◆ TASK REQUIREMENTS ◆
Extract each line where the string "producto" shows up.

◆ Stored records ◆
+ + +

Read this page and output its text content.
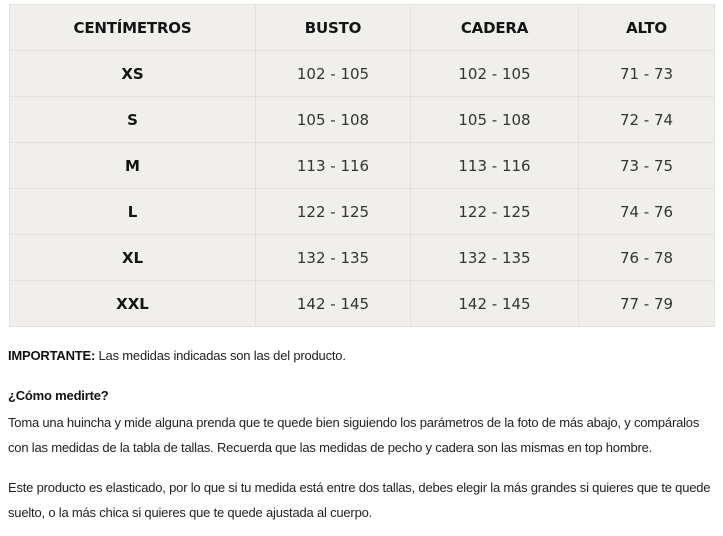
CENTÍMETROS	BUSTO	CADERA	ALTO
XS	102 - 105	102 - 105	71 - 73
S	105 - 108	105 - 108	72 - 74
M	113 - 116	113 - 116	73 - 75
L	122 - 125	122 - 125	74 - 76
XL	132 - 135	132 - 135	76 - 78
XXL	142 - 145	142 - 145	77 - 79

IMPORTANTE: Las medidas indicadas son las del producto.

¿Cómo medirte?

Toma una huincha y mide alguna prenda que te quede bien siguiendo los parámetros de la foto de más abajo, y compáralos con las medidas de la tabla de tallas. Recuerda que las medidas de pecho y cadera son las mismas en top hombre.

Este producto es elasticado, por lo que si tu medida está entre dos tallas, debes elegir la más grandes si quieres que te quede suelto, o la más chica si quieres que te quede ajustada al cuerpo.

+ + +

◆ OUTPUT ◆
IMPORTANTE: Las medidas indicadas son las del producto.
Este producto es elasticado, por lo que si tu medida está entre dos tallas, debes elegir la más grandes si quieres que te quede suelto, o la más chica si quieres que te quede ajustada al cuerpo.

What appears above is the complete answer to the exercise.